Begin SUPPLIED RECORDS

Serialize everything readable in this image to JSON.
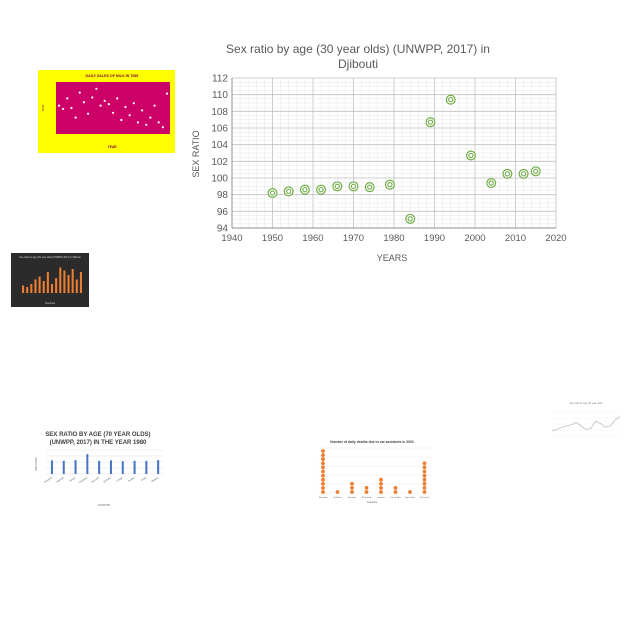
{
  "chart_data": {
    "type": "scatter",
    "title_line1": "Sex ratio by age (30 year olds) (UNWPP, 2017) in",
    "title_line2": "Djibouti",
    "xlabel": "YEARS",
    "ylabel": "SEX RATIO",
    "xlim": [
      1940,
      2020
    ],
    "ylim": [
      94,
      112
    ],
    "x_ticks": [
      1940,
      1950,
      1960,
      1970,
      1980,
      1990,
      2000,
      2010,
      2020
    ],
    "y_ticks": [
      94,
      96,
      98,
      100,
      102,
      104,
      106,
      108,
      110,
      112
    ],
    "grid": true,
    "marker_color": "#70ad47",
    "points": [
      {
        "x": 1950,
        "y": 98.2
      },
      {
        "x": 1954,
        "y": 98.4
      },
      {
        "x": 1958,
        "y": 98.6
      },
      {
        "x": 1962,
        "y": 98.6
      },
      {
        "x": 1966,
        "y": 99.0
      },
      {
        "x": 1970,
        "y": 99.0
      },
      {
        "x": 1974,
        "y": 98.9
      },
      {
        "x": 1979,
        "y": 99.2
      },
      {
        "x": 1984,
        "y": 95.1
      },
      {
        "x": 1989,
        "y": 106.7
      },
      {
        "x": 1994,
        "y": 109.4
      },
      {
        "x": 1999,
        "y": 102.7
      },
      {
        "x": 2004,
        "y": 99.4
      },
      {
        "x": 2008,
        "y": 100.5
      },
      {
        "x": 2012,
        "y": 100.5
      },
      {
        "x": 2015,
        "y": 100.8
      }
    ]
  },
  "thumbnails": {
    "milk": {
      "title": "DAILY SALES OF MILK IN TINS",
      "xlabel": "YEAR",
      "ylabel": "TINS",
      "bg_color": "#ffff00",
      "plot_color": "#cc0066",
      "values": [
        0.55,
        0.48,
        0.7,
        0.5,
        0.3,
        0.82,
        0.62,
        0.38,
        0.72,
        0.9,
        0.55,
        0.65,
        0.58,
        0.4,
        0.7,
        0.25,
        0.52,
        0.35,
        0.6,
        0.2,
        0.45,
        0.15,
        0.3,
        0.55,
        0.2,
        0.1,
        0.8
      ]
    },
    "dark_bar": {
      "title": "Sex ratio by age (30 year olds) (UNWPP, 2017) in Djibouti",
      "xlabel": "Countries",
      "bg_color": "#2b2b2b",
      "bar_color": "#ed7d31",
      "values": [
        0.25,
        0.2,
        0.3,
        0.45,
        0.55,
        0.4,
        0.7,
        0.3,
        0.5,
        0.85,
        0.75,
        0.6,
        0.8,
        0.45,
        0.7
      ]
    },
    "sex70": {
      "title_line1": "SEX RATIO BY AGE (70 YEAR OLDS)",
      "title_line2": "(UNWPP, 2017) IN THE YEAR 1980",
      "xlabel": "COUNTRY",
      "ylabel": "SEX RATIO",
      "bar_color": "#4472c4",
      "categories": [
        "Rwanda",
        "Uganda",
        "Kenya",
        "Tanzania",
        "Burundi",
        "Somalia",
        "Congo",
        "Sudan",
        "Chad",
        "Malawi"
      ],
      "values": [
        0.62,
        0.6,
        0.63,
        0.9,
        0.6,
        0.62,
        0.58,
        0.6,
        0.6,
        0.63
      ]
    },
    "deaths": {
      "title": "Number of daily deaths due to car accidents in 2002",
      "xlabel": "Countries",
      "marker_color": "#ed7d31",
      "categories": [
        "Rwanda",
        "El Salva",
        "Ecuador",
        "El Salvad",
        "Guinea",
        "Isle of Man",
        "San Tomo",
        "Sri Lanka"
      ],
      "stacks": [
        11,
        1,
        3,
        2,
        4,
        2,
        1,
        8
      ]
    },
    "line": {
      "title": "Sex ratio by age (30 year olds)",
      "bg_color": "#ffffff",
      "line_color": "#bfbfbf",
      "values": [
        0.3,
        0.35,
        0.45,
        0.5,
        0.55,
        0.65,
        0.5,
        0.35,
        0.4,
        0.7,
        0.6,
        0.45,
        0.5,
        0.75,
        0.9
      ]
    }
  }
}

End SUPPLIED RECORDS

PROBLEM DESCRIPTION = Track down every line holding the string "TINS" and copy it.

FINAL RESULT =
      "title": "DAILY SALES OF MILK IN TINS",
      "ylabel": "TINS",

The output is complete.